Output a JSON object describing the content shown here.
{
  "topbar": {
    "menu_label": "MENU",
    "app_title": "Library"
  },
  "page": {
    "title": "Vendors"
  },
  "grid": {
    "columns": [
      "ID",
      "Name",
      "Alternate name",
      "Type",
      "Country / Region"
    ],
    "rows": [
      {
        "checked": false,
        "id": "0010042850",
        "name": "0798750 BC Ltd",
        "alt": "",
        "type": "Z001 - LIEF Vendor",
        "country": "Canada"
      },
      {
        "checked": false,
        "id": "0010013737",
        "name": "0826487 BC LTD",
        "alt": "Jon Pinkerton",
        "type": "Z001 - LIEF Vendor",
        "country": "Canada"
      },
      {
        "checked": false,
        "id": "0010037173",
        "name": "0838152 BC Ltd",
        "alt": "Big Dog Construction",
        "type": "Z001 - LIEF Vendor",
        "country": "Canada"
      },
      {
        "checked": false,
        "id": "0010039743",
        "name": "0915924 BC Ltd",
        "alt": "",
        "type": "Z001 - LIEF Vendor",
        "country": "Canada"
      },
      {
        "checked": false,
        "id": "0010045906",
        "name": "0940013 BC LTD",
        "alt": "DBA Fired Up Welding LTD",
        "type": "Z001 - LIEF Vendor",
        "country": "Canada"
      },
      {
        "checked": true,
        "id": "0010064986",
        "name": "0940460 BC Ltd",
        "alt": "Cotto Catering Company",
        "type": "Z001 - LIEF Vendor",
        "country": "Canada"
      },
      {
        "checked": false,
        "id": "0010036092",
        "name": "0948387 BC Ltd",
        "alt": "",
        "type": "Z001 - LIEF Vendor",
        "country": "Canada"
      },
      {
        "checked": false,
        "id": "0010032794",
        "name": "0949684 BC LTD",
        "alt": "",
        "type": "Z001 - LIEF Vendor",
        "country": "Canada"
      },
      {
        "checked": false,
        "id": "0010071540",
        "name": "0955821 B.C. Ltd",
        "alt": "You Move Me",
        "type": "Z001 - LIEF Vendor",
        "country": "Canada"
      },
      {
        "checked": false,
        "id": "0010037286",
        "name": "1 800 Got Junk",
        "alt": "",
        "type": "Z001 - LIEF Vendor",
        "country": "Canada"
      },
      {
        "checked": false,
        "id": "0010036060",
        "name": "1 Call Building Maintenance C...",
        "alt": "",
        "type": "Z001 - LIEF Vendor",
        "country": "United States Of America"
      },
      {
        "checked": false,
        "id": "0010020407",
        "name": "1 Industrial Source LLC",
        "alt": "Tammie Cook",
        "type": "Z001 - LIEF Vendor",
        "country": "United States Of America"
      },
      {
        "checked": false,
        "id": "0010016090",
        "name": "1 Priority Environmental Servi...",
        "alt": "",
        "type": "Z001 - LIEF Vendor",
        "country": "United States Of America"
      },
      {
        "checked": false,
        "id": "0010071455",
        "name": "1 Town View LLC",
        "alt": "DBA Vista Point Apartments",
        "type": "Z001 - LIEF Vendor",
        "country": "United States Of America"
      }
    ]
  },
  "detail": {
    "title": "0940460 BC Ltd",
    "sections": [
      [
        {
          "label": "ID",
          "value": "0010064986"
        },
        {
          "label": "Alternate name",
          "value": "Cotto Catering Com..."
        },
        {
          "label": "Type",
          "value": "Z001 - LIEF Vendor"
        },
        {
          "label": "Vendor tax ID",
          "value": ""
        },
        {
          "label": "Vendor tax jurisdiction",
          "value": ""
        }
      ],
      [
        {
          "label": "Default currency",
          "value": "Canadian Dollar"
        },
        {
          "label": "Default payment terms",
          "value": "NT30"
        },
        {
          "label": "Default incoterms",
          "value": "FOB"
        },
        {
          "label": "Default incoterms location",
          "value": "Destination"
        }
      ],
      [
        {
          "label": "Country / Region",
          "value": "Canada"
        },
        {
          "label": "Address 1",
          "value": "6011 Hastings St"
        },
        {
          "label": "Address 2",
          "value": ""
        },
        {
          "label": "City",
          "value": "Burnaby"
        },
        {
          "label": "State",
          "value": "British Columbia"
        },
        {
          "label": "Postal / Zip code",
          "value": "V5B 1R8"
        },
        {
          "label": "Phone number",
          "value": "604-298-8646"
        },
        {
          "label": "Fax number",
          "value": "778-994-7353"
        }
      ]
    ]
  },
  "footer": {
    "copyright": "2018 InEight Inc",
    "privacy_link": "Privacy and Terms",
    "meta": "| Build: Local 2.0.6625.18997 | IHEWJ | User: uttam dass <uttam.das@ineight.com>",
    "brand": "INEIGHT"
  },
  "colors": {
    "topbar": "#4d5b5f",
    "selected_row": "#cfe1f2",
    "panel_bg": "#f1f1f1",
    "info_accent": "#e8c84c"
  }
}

• • •

_WHAT YOU ARE ASKED TO DO:_
Filter the data for the string "incoterms" and copy every line that has it.

_WRITTEN ANSWER:_
          "label": "Default incoterms",
          "label": "Default incoterms location",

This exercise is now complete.